> _REQUIRED WORK_: Your job is to retype all of the data word for word, leaving every image out.

> _SUPPLIED DATA_:
==================================================

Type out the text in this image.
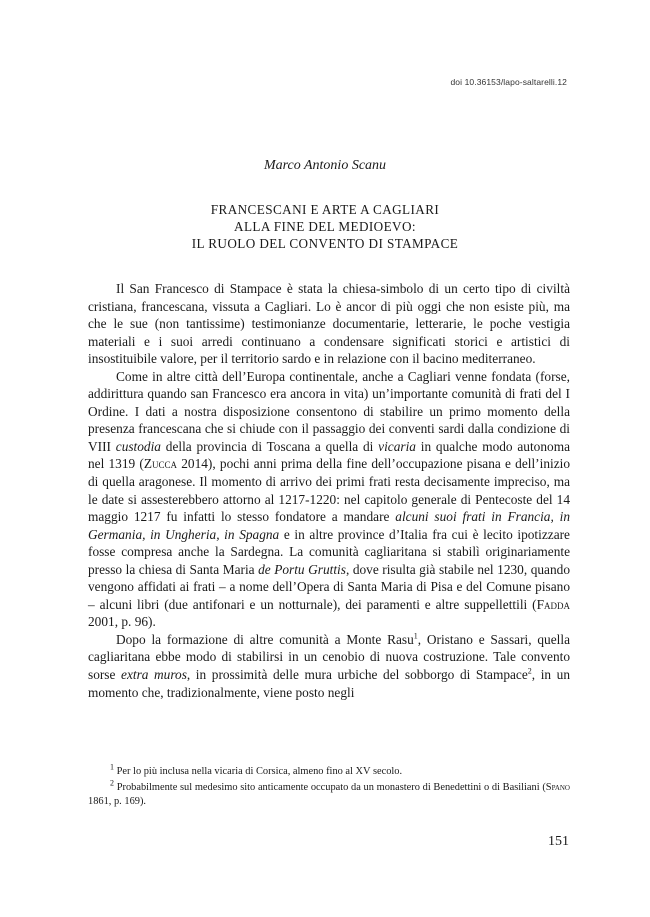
doi 10.36153/lapo-saltarelli.12
Marco Antonio Scanu
FRANCESCANI E ARTE A CAGLIARI
ALLA FINE DEL MEDIOEVO:
IL RUOLO DEL CONVENTO DI STAMPACE

Il San Francesco di Stampace è stata la chiesa-simbolo di un certo tipo di civiltà cristiana, francescana, vissuta a Cagliari. Lo è ancor di più oggi che non esiste più, ma che le sue (non tantissime) testimonianze documentarie, letterarie, le poche vestigia materiali e i suoi arredi continuano a condensare significati storici e artistici di insostituibile valore, per il territorio sardo e in relazione con il bacino mediterraneo.

Come in altre città dell’Europa continentale, anche a Cagliari venne fondata (forse, addirittura quando san Francesco era ancora in vita) un’importante comunità di frati del I Ordine. I dati a nostra disposizione consentono di stabilire un primo momento della presenza francescana che si chiude con il passaggio dei conventi sardi dalla condizione di VIII custodia della provincia di Toscana a quella di vicaria in qualche modo autonoma nel 1319 (Zucca 2014), pochi anni prima della fine dell’occupazione pisana e dell’inizio di quella aragonese. Il momento di arrivo dei primi frati resta decisamente impreciso, ma le date si assesterebbero attorno al 1217-1220: nel capitolo generale di Pentecoste del 14 maggio 1217 fu infatti lo stesso fondatore a mandare alcuni suoi frati in Francia, in Germania, in Ungheria, in Spagna e in altre province d’Italia fra cui è lecito ipotizzare fosse compresa anche la Sardegna. La comunità cagliaritana si stabilì originariamente presso la chiesa di Santa Maria de Portu Gruttis, dove risulta già stabile nel 1230, quando vengono affidati ai frati – a nome dell’Opera di Santa Maria di Pisa e del Comune pisano – alcuni libri (due antifonari e un notturnale), dei paramenti e altre suppellettili (Fadda 2001, p. 96).

Dopo la formazione di altre comunità a Monte Rasu$^1$, Oristano e Sassari, quella cagliaritana ebbe modo di stabilirsi in un cenobio di nuova costruzione. Tale convento sorse extra muros, in prossimità delle mura urbiche del sobborgo di Stampace$^2$, in un momento che, tradizionalmente, viene posto negli

$^1$ Per lo più inclusa nella vicaria di Corsica, almeno fino al XV secolo.

$^2$ Probabilmente sul medesimo sito anticamente occupato da un monastero di Benedettini o di Basiliani (Spano 1861, p. 169).

151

==================================================

> _WRITTEN ANSWER_:
Type out the text in this image.
doi 10.36153/lapo-saltarelli.12
Marco Antonio Scanu
FRANCESCANI E ARTE A CAGLIARI
ALLA FINE DEL MEDIOEVO:
IL RUOLO DEL CONVENTO DI STAMPACE

Il San Francesco di Stampace è stata la chiesa-simbolo di un certo tipo di civiltà cristiana, francescana, vissuta a Cagliari. Lo è ancor di più oggi che non esiste più, ma che le sue (non tantissime) testimonianze documentarie, letterarie, le poche vestigia materiali e i suoi arredi continuano a condensare significati storici e artistici di insostituibile valore, per il territorio sardo e in relazione con il bacino mediterraneo.

Come in altre città dell’Europa continentale, anche a Cagliari venne fondata (forse, addirittura quando san Francesco era ancora in vita) un’importante comunità di frati del I Ordine. I dati a nostra disposizione consentono di stabilire un primo momento della presenza francescana che si chiude con il passaggio dei conventi sardi dalla condizione di VIII custodia della provincia di Toscana a quella di vicaria in qualche modo autonoma nel 1319 (Zucca 2014), pochi anni prima della fine dell’occupazione pisana e dell’inizio di quella aragonese. Il momento di arrivo dei primi frati resta decisamente impreciso, ma le date si assesterebbero attorno al 1217-1220: nel capitolo generale di Pentecoste del 14 maggio 1217 fu infatti lo stesso fondatore a mandare alcuni suoi frati in Francia, in Germania, in Ungheria, in Spagna e in altre province d’Italia fra cui è lecito ipotizzare fosse compresa anche la Sardegna. La comunità cagliaritana si stabilì originariamente presso la chiesa di Santa Maria de Portu Gruttis, dove risulta già stabile nel 1230, quando vengono affidati ai frati – a nome dell’Opera di Santa Maria di Pisa e del Comune pisano – alcuni libri (due antifonari e un notturnale), dei paramenti e altre suppellettili (Fadda 2001, p. 96).

Dopo la formazione di altre comunità a Monte Rasu$^1$, Oristano e Sassari, quella cagliaritana ebbe modo di stabilirsi in un cenobio di nuova costruzione. Tale convento sorse extra muros, in prossimità delle mura urbiche del sobborgo di Stampace$^2$, in un momento che, tradizionalmente, viene posto negli

$^1$ Per lo più inclusa nella vicaria di Corsica, almeno fino al XV secolo.

$^2$ Probabilmente sul medesimo sito anticamente occupato da un monastero di Benedettini o di Basiliani (Spano 1861, p. 169).

151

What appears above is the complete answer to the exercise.